Benign Neglect: Recapitulation and
the Rise of Experimental Embryology

The empirical critiques of the first thirty years had not shaken Haeckel's theory. In 1890, Marshall devoted his presidential address before the British Association to the biogenetic law, " which forms the basis of the science of Embryology, and which alone justifies the extraordinary attention this science has received" (1891, p. 827). And, in 1893, Bather praised a journal for daring to print Hurst's support of von Baer's principles against the biogenetic law: "Natural Science is to be congratulated on the publication of an article so opposed to current belief . . . for it has thereby shown that it will not burke views simply because they are unfashionable, but rather that it is ready to afford a free field to all genuine knights-errant who dare to smite the shields of authority."

By 1914, MacBride was lamenting: "In these days this law is regarded with disfavour by many zoologists, so that to rank oneself as a supporter of it is to be regarded as out-of-date. The newest theory is, however, not necessarily the truest" (p. 49). What had happened in the twenty years separating Bather and MacBride?



The Prior Assumptions of Recapitulation

As late nineteenth-century science became more mechanistic and experimental,18 the basic explanatory structure that nurtured the biogenetic law began to ring with a progressively more archaic sound.

+ + +

**Your assignment**: According to the text on recapitulation, what was the subject of Marshall's 1890 presidential address before the British Association?

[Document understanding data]
+ + +

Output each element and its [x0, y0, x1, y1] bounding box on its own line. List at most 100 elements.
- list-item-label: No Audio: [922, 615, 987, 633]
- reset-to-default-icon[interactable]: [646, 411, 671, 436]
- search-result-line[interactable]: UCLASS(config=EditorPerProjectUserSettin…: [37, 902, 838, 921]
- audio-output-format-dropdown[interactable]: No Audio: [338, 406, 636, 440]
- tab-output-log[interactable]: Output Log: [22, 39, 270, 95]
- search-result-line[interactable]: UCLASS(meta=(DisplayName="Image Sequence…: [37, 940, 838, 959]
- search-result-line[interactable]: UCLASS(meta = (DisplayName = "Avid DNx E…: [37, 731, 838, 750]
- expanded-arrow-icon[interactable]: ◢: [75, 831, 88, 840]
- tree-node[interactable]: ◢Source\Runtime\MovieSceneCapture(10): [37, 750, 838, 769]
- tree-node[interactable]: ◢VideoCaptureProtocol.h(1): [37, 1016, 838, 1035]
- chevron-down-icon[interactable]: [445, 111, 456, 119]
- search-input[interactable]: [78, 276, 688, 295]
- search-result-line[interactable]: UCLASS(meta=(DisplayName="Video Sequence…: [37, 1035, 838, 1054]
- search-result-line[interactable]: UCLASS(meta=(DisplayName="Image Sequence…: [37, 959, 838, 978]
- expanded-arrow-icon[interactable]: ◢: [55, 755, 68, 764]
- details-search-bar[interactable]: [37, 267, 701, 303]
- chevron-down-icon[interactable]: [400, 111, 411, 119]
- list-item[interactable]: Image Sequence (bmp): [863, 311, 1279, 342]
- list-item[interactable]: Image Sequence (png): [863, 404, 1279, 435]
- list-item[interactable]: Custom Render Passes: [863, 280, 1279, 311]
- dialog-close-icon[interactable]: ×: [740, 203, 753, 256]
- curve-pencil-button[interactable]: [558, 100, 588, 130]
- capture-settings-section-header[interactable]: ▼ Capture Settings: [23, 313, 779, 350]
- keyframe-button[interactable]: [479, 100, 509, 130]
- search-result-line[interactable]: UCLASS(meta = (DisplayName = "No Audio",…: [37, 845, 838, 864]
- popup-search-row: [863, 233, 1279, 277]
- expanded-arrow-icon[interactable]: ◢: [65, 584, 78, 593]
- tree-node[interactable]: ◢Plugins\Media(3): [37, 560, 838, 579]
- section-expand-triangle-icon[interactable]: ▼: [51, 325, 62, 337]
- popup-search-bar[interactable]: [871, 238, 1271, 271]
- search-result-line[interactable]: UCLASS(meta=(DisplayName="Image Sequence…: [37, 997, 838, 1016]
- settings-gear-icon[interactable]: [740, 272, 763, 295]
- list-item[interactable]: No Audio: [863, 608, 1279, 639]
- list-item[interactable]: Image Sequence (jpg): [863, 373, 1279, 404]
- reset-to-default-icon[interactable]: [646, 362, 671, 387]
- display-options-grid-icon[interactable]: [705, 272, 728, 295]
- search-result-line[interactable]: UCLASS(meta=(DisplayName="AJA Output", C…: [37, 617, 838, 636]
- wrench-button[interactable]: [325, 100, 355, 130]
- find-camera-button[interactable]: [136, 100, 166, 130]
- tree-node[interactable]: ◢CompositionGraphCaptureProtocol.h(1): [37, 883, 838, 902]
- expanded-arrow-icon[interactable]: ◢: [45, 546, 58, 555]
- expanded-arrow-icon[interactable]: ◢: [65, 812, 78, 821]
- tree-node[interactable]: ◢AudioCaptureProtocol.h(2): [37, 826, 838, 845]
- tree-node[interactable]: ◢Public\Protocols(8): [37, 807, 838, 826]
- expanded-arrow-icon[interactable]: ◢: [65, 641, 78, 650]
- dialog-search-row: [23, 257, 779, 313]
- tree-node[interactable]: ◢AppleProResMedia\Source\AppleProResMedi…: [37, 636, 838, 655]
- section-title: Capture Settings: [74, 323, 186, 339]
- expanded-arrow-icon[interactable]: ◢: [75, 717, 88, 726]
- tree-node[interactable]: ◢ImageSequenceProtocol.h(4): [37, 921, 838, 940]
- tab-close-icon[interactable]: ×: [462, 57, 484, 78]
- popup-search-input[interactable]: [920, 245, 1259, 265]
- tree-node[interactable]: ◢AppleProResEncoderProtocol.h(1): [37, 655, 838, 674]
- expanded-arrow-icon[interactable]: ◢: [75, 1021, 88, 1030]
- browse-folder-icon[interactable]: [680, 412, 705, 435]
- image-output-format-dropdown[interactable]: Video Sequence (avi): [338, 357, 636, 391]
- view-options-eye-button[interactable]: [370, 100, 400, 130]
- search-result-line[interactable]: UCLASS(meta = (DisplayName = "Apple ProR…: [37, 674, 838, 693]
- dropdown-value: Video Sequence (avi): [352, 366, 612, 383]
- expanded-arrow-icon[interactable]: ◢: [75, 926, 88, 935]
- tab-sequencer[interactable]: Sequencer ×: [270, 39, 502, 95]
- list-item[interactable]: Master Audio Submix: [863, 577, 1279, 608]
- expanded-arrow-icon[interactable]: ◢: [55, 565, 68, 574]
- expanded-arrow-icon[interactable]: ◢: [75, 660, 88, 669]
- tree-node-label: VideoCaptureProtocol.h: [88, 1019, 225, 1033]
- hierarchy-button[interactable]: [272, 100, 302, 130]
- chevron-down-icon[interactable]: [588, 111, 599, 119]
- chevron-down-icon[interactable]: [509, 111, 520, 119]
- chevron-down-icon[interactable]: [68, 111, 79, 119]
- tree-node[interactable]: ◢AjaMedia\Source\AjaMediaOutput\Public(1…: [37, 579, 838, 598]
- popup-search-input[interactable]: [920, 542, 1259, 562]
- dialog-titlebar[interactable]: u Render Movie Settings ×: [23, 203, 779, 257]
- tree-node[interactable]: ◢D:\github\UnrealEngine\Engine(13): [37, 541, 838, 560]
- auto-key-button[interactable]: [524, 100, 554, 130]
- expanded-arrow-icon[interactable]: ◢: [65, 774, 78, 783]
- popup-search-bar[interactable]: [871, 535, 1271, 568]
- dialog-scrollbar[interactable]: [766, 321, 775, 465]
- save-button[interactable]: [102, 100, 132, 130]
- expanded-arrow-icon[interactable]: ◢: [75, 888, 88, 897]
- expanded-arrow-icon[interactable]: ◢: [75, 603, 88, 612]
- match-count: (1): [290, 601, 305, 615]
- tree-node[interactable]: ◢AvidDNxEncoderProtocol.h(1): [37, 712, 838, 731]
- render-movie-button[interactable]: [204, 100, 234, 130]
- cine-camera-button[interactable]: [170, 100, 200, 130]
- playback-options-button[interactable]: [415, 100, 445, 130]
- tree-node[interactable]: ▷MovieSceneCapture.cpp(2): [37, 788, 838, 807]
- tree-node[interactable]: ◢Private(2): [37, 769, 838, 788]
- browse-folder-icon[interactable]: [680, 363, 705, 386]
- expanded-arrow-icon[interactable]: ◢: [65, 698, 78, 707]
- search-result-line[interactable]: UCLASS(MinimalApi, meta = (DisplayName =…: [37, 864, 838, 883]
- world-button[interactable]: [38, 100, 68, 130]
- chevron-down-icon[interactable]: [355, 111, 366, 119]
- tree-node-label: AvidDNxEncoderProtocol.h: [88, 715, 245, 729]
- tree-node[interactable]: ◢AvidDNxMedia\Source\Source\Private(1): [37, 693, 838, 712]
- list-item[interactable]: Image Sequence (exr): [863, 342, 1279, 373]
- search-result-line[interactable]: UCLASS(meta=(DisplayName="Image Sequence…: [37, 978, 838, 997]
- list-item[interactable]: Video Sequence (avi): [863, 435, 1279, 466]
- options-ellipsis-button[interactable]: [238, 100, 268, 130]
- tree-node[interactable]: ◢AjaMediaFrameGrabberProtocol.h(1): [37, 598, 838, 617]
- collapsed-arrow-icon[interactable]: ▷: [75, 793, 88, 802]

+ + +

**Exercise result**: The biogenetic law.